● Task to carry out:
Leave out the images and repeat the listing below without a single change.

(Stored entries)
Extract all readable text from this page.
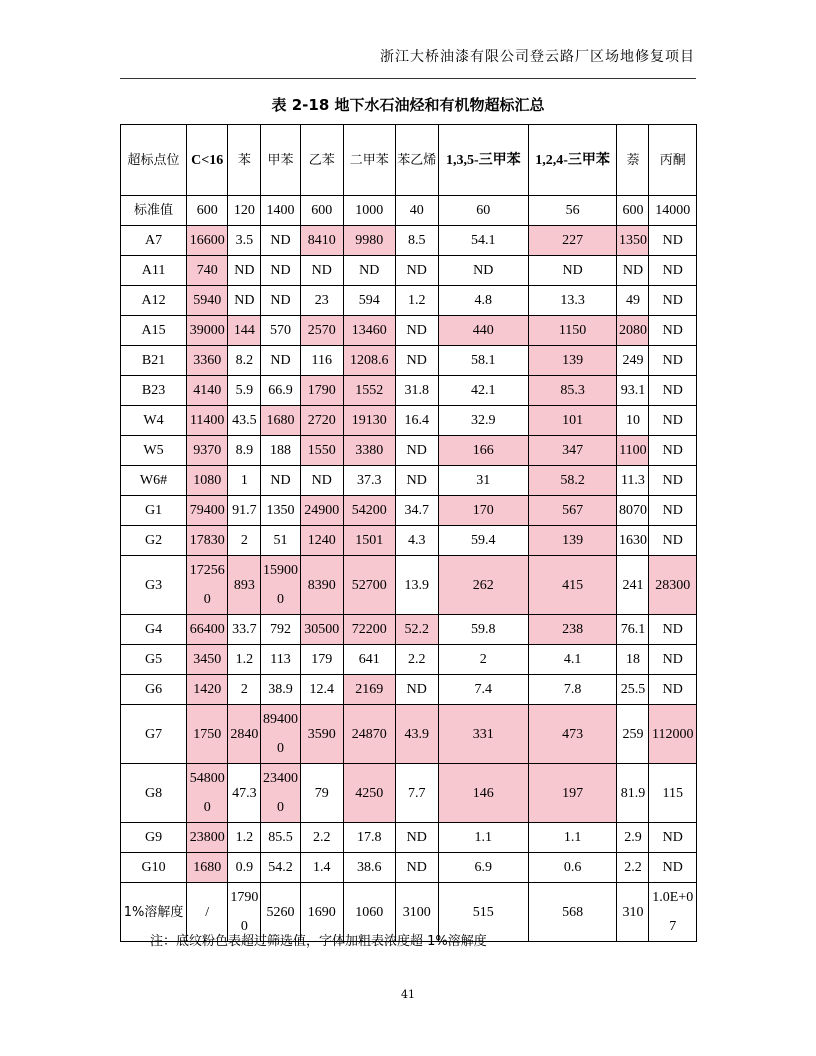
浙江大桥油漆有限公司登云路厂区场地修复项目
表 2-18 地下水石油烃和有机物超标汇总
超标点位	C<16	苯	甲苯	乙苯	二甲苯	苯乙烯	1,3,5-三甲苯	1,2,4-三甲苯	萘	丙酮
标准值	600	120	1400	600	1000	40	60	56	600	14000
A7	16600	3.5	ND	8410	9980	8.5	54.1	227	1350	ND
A11	740	ND	ND	ND	ND	ND	ND	ND	ND	ND
A12	5940	ND	ND	23	594	1.2	4.8	13.3	49	ND
A15	39000	144	570	2570	13460	ND	440	1150	2080	ND
B21	3360	8.2	ND	116	1208.6	ND	58.1	139	249	ND
B23	4140	5.9	66.9	1790	1552	31.8	42.1	85.3	93.1	ND
W4	11400	43.5	1680	2720	19130	16.4	32.9	101	10	ND
W5	9370	8.9	188	1550	3380	ND	166	347	1100	ND
W6#	1080	1	ND	ND	37.3	ND	31	58.2	11.3	ND
G1	79400	91.7	1350	24900	54200	34.7	170	567	8070	ND
G2	17830	2	51	1240	1501	4.3	59.4	139	1630	ND
G3	172560	893	159000	8390	52700	13.9	262	415	241	28300
G4	66400	33.7	792	30500	72200	52.2	59.8	238	76.1	ND
G5	3450	1.2	113	179	641	2.2	2	4.1	18	ND
G6	1420	2	38.9	12.4	2169	ND	7.4	7.8	25.5	ND
G7	1750	2840	894000	3590	24870	43.9	331	473	259	112000
G8	548000	47.3	234000	79	4250	7.7	146	197	81.9	115
G9	23800	1.2	85.5	2.2	17.8	ND	1.1	1.1	2.9	ND
G10	1680	0.9	54.2	1.4	38.6	ND	6.9	0.6	2.2	ND
1%溶解度	/	17900	5260	1690	1060	3100	515	568	310	1.0E+07
注：底纹粉色表超过筛选值，字体加粗表浓度超 1%溶解度
41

● Complete answer:
Extract all readable text from this page.
浙江大桥油漆有限公司登云路厂区场地修复项目
表 2-18 地下水石油烃和有机物超标汇总
超标点位	C<16	苯	甲苯	乙苯	二甲苯	苯乙烯	1,3,5-三甲苯	1,2,4-三甲苯	萘	丙酮
标准值	600	120	1400	600	1000	40	60	56	600	14000
A7	16600	3.5	ND	8410	9980	8.5	54.1	227	1350	ND
A11	740	ND	ND	ND	ND	ND	ND	ND	ND	ND
A12	5940	ND	ND	23	594	1.2	4.8	13.3	49	ND
A15	39000	144	570	2570	13460	ND	440	1150	2080	ND
B21	3360	8.2	ND	116	1208.6	ND	58.1	139	249	ND
B23	4140	5.9	66.9	1790	1552	31.8	42.1	85.3	93.1	ND
W4	11400	43.5	1680	2720	19130	16.4	32.9	101	10	ND
W5	9370	8.9	188	1550	3380	ND	166	347	1100	ND
W6#	1080	1	ND	ND	37.3	ND	31	58.2	11.3	ND
G1	79400	91.7	1350	24900	54200	34.7	170	567	8070	ND
G2	17830	2	51	1240	1501	4.3	59.4	139	1630	ND
G3	172560	893	159000	8390	52700	13.9	262	415	241	28300
G4	66400	33.7	792	30500	72200	52.2	59.8	238	76.1	ND
G5	3450	1.2	113	179	641	2.2	2	4.1	18	ND
G6	1420	2	38.9	12.4	2169	ND	7.4	7.8	25.5	ND
G7	1750	2840	894000	3590	24870	43.9	331	473	259	112000
G8	548000	47.3	234000	79	4250	7.7	146	197	81.9	115
G9	23800	1.2	85.5	2.2	17.8	ND	1.1	1.1	2.9	ND
G10	1680	0.9	54.2	1.4	38.6	ND	6.9	0.6	2.2	ND
1%溶解度	/	17900	5260	1690	1060	3100	515	568	310	1.0E+07
注：底纹粉色表超过筛选值，字体加粗表浓度超 1%溶解度
41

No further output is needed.